[Task to carry out] Go through the entries below and write each one out exactly.

================

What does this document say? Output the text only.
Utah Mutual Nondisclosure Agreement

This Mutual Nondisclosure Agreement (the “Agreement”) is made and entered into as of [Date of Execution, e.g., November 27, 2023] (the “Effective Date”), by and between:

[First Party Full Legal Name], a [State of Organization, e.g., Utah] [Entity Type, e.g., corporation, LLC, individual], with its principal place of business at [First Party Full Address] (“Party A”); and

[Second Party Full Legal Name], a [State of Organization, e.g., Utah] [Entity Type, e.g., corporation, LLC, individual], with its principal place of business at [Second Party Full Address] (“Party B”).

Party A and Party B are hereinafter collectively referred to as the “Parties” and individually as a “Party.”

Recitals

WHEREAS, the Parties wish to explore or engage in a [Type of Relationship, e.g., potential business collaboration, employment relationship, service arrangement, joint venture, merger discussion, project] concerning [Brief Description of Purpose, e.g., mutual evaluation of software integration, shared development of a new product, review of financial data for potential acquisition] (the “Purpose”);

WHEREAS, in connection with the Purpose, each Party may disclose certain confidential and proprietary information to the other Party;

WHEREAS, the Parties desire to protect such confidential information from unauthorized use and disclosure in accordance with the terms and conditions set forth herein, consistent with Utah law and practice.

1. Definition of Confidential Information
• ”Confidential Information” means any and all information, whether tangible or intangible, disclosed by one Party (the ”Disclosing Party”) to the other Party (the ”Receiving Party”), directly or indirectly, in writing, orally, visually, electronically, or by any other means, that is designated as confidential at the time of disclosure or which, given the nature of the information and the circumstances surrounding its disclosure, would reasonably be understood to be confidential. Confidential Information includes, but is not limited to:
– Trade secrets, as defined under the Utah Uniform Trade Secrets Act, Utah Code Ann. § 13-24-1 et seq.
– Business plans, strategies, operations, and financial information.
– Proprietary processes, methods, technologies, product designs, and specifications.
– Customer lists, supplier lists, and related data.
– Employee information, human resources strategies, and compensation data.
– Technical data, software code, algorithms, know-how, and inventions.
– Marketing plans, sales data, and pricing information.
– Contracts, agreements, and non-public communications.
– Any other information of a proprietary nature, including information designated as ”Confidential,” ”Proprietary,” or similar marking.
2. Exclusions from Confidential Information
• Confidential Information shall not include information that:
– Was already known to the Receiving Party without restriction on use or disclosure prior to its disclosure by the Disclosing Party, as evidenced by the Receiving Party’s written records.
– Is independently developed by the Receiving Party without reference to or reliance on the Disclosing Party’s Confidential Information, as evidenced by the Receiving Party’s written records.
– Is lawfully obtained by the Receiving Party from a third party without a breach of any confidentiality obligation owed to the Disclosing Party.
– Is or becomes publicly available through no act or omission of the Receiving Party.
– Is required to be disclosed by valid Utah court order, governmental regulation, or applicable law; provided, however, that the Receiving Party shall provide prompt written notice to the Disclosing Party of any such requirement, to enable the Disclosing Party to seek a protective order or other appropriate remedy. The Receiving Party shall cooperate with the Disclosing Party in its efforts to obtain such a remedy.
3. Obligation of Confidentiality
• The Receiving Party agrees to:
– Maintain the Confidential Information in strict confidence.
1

================

[Reply]
What does this document say? Output the text only.
Utah Mutual Nondisclosure Agreement

This Mutual Nondisclosure Agreement (the “Agreement”) is made and entered into as of [Date of Execution, e.g., November 27, 2023] (the “Effective Date”), by and between:

[First Party Full Legal Name], a [State of Organization, e.g., Utah] [Entity Type, e.g., corporation, LLC, individual], with its principal place of business at [First Party Full Address] (“Party A”); and

[Second Party Full Legal Name], a [State of Organization, e.g., Utah] [Entity Type, e.g., corporation, LLC, individual], with its principal place of business at [Second Party Full Address] (“Party B”).

Party A and Party B are hereinafter collectively referred to as the “Parties” and individually as a “Party.”

Recitals

WHEREAS, the Parties wish to explore or engage in a [Type of Relationship, e.g., potential business collaboration, employment relationship, service arrangement, joint venture, merger discussion, project] concerning [Brief Description of Purpose, e.g., mutual evaluation of software integration, shared development of a new product, review of financial data for potential acquisition] (the “Purpose”);

WHEREAS, in connection with the Purpose, each Party may disclose certain confidential and proprietary information to the other Party;

WHEREAS, the Parties desire to protect such confidential information from unauthorized use and disclosure in accordance with the terms and conditions set forth herein, consistent with Utah law and practice.

1. Definition of Confidential Information
• ”Confidential Information” means any and all information, whether tangible or intangible, disclosed by one Party (the ”Disclosing Party”) to the other Party (the ”Receiving Party”), directly or indirectly, in writing, orally, visually, electronically, or by any other means, that is designated as confidential at the time of disclosure or which, given the nature of the information and the circumstances surrounding its disclosure, would reasonably be understood to be confidential. Confidential Information includes, but is not limited to:
– Trade secrets, as defined under the Utah Uniform Trade Secrets Act, Utah Code Ann. § 13-24-1 et seq.
– Business plans, strategies, operations, and financial information.
– Proprietary processes, methods, technologies, product designs, and specifications.
– Customer lists, supplier lists, and related data.
– Employee information, human resources strategies, and compensation data.
– Technical data, software code, algorithms, know-how, and inventions.
– Marketing plans, sales data, and pricing information.
– Contracts, agreements, and non-public communications.
– Any other information of a proprietary nature, including information designated as ”Confidential,” ”Proprietary,” or similar marking.
2. Exclusions from Confidential Information
• Confidential Information shall not include information that:
– Was already known to the Receiving Party without restriction on use or disclosure prior to its disclosure by the Disclosing Party, as evidenced by the Receiving Party’s written records.
– Is independently developed by the Receiving Party without reference to or reliance on the Disclosing Party’s Confidential Information, as evidenced by the Receiving Party’s written records.
– Is lawfully obtained by the Receiving Party from a third party without a breach of any confidentiality obligation owed to the Disclosing Party.
– Is or becomes publicly available through no act or omission of the Receiving Party.
– Is required to be disclosed by valid Utah court order, governmental regulation, or applicable law; provided, however, that the Receiving Party shall provide prompt written notice to the Disclosing Party of any such requirement, to enable the Disclosing Party to seek a protective order or other appropriate remedy. The Receiving Party shall cooperate with the Disclosing Party in its efforts to obtain such a remedy.
3. Obligation of Confidentiality
• The Receiving Party agrees to:
– Maintain the Confidential Information in strict confidence.
1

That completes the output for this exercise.